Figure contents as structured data
──────

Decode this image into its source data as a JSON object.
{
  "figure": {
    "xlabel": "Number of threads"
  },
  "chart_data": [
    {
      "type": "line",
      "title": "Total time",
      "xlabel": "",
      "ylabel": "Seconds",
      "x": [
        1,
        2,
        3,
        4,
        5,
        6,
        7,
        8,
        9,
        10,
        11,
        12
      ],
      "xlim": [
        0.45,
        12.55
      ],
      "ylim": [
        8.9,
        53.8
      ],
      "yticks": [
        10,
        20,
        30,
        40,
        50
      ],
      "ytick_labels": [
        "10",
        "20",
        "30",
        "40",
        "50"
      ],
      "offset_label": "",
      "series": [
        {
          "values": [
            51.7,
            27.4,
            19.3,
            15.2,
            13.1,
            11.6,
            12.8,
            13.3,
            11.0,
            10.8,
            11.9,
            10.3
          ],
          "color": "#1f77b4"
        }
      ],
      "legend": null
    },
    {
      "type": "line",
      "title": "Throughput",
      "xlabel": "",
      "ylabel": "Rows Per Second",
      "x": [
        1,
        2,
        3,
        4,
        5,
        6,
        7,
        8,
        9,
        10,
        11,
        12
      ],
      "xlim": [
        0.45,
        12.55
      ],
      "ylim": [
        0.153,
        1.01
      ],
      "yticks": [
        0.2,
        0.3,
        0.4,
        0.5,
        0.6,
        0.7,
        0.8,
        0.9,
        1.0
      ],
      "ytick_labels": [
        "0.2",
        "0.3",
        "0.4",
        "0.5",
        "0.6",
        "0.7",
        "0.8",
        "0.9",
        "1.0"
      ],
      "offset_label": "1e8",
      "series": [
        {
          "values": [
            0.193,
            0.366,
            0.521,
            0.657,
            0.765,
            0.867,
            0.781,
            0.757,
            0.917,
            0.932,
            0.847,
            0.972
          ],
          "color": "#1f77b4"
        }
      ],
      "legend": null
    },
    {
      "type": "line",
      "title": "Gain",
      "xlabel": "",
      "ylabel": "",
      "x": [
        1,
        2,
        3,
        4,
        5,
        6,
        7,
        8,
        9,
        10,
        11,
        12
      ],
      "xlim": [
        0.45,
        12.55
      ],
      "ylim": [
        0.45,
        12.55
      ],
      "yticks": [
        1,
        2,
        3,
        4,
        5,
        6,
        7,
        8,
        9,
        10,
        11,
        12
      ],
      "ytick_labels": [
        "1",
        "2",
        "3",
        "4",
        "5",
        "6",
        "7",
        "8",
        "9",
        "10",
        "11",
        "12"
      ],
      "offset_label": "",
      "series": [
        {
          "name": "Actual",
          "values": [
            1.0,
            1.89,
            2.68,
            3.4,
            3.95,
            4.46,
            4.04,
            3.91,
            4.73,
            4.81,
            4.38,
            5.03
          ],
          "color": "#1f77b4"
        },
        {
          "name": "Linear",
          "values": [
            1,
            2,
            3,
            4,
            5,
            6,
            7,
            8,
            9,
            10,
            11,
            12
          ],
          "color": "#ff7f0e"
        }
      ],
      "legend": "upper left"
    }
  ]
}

──────

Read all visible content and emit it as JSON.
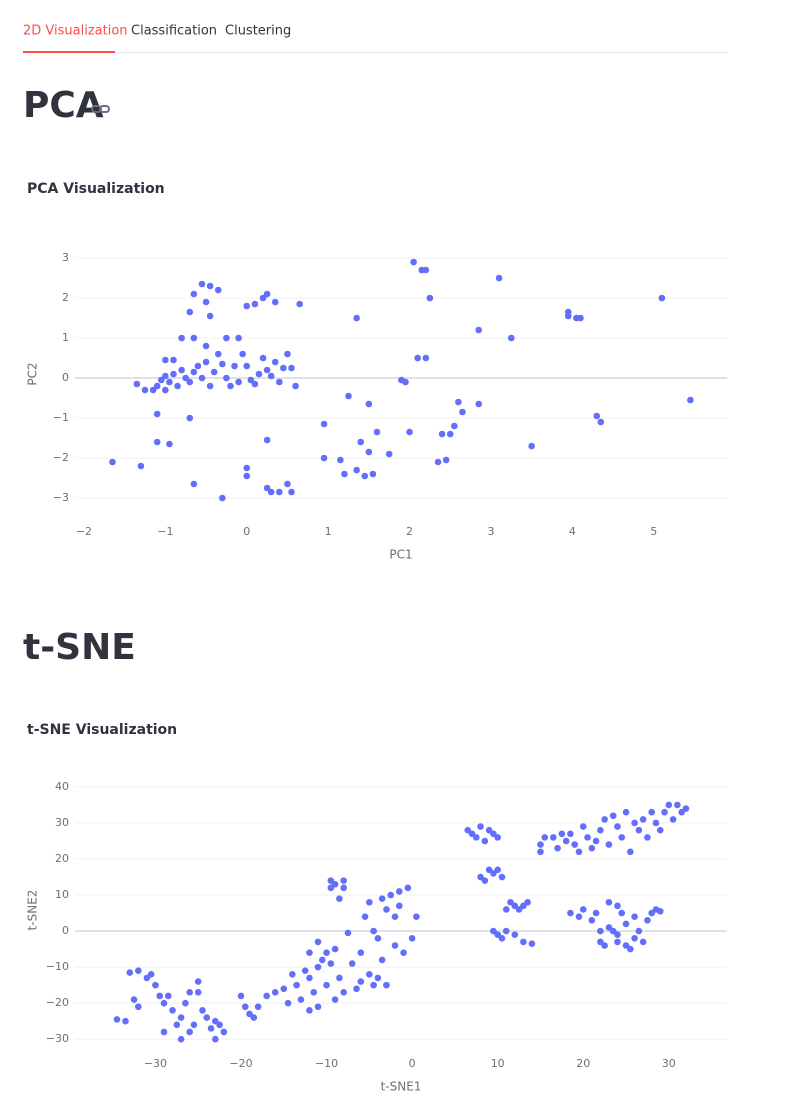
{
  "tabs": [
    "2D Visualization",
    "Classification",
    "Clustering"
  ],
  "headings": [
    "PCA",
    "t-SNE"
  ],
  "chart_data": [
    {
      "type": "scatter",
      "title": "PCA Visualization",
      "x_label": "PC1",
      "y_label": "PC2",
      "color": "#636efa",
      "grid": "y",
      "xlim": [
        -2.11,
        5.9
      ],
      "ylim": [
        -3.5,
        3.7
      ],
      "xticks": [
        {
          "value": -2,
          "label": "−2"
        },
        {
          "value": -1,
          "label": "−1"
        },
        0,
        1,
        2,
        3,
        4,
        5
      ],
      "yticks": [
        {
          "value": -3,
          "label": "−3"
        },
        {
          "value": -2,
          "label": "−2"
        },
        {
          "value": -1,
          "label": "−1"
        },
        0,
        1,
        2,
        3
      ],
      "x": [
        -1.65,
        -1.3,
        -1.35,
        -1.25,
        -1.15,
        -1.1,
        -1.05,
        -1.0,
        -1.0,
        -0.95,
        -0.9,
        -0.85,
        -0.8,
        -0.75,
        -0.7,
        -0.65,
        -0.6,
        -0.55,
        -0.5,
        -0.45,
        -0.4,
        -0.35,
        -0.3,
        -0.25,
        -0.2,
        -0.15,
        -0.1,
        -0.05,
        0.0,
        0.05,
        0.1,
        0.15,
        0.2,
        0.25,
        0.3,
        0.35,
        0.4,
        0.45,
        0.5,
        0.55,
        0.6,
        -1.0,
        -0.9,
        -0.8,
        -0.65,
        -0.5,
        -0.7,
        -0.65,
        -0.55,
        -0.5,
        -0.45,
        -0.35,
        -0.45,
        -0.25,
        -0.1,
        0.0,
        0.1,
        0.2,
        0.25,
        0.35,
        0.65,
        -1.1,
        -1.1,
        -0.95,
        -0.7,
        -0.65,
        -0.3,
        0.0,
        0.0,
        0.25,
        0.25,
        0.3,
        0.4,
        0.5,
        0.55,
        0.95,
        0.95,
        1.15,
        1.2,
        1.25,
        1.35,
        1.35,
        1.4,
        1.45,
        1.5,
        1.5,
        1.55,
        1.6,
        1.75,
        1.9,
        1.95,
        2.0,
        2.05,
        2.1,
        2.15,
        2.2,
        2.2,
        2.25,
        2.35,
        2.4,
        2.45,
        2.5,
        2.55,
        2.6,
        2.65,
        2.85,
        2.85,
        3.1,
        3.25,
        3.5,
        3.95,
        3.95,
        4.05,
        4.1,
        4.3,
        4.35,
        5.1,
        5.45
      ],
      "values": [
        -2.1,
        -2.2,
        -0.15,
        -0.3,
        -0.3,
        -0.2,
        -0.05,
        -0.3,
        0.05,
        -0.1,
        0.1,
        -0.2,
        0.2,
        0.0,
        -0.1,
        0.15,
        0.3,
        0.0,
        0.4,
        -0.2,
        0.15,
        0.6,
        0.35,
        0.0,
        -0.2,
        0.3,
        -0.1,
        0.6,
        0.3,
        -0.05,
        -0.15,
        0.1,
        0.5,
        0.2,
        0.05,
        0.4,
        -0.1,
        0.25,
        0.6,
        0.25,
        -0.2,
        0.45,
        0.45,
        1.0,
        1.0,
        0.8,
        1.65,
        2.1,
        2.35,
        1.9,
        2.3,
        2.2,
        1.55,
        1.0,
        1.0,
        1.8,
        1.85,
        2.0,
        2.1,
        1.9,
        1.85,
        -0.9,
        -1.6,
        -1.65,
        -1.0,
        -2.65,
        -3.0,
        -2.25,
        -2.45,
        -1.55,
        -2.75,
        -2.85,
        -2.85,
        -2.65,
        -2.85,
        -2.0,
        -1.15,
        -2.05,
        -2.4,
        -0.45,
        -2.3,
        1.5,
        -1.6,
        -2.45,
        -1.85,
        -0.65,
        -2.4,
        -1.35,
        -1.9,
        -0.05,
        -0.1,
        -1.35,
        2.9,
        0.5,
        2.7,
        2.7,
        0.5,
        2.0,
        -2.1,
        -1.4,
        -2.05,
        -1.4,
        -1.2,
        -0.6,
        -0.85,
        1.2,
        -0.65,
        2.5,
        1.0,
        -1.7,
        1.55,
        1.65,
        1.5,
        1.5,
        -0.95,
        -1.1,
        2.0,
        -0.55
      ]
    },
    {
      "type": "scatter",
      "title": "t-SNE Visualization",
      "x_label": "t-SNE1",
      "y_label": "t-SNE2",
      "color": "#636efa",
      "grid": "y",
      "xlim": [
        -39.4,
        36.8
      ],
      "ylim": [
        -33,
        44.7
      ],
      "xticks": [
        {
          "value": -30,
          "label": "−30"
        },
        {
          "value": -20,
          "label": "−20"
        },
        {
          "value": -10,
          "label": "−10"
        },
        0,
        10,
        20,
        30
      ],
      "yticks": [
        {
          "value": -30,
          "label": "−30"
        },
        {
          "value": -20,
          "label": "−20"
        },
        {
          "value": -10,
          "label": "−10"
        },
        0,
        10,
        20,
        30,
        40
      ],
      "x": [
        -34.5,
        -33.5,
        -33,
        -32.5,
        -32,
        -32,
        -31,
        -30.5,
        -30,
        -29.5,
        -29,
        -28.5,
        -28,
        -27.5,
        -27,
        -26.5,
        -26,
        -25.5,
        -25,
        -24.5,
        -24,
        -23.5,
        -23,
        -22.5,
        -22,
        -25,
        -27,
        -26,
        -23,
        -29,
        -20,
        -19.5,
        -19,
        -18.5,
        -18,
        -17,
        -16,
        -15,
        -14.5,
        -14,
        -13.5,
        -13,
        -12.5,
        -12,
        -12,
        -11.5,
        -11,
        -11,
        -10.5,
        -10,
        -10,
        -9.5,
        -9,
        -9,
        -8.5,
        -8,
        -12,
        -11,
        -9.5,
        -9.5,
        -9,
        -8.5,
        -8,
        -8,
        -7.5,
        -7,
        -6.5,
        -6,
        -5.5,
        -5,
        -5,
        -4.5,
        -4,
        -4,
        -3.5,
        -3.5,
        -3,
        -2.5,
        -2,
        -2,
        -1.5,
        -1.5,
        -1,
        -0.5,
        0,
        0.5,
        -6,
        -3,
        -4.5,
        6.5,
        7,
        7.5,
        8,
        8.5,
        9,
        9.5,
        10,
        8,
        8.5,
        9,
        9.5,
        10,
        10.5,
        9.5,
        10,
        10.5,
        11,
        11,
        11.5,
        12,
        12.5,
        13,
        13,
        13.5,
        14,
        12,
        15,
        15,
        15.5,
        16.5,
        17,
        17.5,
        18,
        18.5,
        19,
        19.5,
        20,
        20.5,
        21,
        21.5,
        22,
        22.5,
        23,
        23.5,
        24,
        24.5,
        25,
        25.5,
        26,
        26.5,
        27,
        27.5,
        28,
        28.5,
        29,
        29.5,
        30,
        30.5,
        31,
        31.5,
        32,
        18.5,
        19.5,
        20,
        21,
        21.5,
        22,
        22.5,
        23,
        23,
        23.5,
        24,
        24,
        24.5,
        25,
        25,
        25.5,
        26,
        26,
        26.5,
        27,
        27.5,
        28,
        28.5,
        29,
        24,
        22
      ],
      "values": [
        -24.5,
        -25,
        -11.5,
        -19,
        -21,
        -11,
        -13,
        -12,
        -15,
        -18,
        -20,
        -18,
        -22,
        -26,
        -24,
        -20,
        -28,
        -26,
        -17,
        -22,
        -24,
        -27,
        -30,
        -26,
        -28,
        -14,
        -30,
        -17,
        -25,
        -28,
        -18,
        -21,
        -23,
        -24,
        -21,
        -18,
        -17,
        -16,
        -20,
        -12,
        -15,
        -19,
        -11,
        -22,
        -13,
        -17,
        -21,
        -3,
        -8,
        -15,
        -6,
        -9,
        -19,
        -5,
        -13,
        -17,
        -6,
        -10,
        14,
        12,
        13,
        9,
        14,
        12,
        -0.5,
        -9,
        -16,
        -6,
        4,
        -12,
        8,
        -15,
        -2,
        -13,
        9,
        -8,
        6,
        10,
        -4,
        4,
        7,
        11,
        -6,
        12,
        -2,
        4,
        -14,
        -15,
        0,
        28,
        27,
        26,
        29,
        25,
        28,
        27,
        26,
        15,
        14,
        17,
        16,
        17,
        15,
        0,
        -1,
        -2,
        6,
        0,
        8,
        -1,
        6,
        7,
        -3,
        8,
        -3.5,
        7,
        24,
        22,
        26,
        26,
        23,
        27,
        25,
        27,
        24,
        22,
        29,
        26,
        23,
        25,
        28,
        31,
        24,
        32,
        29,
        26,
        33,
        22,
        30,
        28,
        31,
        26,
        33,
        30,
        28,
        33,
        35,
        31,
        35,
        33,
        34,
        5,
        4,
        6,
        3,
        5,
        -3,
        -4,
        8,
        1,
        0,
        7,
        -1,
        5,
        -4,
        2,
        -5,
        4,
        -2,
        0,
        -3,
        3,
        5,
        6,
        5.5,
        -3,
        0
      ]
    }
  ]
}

──────

◆ **Stated problem**: Identify every line above with the string "title" in it. Copy those lines.

◆ **Solution to this problem**:
      "title": "Total time",
      "title": "Throughput",
      "title": "Gain",
      "title": "PCA Visualization",
      "title": "t-SNE Visualization",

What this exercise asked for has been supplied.